PROBLEM REQUIREMENTS >> Your answer should be a single number: the count of lines containing the string "запроса".

## Begin MATERIAL FOR THIS EXERCISE

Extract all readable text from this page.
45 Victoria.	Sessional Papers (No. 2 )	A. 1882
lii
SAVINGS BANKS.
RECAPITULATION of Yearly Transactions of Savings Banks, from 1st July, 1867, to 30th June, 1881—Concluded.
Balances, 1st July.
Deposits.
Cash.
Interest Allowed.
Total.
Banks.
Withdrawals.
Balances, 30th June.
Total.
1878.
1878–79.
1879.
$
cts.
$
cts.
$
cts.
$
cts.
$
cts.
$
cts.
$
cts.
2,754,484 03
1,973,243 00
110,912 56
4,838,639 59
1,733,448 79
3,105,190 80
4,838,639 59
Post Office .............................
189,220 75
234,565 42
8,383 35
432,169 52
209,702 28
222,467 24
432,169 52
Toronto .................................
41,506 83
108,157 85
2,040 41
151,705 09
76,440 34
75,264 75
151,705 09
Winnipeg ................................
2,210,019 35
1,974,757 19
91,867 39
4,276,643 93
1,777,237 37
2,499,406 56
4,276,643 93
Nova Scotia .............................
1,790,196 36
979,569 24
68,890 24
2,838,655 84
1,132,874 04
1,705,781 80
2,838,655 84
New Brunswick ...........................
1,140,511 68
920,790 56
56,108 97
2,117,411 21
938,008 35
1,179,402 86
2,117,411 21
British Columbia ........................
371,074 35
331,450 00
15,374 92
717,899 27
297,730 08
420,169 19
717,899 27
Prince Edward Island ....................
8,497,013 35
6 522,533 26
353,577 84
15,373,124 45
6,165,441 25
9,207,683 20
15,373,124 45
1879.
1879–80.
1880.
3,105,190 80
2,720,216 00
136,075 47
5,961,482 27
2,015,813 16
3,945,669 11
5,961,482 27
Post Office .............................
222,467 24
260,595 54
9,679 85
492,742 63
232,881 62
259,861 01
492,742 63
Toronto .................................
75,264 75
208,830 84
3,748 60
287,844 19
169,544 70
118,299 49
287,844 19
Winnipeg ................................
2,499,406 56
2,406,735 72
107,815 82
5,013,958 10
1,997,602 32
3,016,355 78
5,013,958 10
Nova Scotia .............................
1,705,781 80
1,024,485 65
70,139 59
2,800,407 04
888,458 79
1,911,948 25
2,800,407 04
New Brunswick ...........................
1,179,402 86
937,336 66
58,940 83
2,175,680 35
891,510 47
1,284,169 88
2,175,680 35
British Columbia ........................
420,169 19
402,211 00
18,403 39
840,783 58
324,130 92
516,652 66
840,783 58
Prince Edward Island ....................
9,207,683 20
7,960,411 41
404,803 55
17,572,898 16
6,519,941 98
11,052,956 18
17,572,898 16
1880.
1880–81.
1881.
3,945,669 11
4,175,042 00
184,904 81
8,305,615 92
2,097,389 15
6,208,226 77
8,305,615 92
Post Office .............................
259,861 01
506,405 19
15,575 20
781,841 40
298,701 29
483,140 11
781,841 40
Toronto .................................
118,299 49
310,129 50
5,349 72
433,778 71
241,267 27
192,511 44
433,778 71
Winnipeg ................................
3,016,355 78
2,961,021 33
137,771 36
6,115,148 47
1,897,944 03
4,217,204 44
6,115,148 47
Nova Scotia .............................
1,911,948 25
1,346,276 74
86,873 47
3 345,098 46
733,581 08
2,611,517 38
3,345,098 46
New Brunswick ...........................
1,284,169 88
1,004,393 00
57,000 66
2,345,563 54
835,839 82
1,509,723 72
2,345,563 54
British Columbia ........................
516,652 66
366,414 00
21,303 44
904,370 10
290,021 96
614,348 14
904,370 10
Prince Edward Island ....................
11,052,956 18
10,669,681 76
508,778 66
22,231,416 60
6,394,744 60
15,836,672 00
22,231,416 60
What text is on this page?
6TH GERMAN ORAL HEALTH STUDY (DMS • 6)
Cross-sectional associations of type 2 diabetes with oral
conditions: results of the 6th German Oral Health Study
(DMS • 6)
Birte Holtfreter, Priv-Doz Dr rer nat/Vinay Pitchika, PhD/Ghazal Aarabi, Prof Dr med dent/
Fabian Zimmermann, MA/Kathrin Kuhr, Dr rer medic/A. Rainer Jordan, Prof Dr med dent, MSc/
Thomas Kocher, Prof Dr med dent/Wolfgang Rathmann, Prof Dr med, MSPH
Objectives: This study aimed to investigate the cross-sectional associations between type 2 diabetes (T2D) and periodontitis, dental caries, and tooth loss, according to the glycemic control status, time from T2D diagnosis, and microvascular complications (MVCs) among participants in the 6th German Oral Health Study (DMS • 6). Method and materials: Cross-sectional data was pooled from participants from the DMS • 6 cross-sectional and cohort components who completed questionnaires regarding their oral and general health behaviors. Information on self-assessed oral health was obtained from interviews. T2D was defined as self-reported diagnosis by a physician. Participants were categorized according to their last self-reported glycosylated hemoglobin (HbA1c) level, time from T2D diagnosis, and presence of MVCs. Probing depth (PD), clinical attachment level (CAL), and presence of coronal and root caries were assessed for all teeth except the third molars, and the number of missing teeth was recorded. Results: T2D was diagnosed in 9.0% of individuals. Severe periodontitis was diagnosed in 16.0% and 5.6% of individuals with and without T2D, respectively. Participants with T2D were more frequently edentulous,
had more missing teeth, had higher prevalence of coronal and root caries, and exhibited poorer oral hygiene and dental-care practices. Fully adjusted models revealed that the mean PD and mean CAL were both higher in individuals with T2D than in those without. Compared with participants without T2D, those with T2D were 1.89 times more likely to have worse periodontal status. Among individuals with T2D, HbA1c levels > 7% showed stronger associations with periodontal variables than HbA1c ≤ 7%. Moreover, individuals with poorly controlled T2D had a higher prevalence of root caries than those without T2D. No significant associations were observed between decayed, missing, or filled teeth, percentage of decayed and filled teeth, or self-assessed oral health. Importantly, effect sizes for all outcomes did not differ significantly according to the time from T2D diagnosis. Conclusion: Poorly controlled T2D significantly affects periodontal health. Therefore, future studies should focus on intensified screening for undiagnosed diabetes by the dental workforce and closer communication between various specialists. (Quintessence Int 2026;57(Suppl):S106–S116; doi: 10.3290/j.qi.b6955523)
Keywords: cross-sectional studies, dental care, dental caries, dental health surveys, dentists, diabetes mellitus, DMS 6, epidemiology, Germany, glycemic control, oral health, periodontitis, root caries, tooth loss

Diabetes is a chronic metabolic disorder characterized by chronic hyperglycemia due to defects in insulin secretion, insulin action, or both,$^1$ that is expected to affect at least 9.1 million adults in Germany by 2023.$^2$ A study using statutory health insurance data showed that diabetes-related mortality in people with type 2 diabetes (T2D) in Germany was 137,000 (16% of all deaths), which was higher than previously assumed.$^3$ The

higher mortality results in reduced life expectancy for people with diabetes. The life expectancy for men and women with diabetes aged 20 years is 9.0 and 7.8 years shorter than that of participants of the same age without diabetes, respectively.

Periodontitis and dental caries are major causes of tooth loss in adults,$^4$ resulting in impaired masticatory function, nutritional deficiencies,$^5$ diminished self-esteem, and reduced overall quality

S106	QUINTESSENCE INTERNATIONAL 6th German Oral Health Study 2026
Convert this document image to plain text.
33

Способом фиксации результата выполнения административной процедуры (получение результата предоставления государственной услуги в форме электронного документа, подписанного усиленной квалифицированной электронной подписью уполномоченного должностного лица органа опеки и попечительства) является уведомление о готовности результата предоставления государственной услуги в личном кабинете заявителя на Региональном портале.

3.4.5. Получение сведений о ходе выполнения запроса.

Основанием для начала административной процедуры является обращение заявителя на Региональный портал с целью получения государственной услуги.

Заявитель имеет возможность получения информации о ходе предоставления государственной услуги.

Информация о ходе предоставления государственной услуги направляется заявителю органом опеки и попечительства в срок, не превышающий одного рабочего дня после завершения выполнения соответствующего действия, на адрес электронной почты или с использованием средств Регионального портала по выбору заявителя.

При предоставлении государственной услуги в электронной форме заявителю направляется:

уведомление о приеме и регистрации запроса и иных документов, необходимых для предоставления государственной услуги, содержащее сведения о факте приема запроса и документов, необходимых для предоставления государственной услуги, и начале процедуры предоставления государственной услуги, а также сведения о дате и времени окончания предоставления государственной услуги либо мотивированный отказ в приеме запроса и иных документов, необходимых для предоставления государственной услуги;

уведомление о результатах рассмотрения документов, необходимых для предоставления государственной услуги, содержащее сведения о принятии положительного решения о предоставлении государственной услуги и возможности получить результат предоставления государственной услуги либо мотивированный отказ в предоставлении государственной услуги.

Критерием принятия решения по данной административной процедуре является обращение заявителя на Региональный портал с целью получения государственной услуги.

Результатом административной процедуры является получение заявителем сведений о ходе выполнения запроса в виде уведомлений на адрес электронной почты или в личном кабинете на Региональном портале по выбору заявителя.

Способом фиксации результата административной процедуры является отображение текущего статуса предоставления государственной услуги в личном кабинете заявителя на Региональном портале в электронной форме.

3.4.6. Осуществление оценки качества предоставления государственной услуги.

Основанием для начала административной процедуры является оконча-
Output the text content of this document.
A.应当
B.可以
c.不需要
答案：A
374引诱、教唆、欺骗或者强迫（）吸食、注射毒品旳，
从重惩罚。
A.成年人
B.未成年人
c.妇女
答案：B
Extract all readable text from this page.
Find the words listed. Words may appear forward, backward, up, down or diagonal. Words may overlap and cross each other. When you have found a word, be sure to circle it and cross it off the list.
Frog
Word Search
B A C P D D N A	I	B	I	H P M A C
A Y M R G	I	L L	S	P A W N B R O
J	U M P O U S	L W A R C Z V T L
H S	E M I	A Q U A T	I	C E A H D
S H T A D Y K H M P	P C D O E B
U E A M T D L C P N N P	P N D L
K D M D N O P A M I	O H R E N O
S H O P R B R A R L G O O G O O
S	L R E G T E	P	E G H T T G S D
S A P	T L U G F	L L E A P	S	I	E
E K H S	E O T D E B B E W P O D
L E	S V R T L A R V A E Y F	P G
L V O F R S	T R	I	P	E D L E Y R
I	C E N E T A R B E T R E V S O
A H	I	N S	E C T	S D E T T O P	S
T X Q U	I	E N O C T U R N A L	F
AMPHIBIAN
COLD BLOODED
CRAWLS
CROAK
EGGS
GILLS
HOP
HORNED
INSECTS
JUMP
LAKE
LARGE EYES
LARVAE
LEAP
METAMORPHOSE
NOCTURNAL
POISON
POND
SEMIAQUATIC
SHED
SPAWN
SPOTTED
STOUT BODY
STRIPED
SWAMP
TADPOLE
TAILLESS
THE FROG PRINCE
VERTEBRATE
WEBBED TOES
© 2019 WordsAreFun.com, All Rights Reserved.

## End MATERIAL FOR THIS EXERCISE

FINAL ANSWER >> 3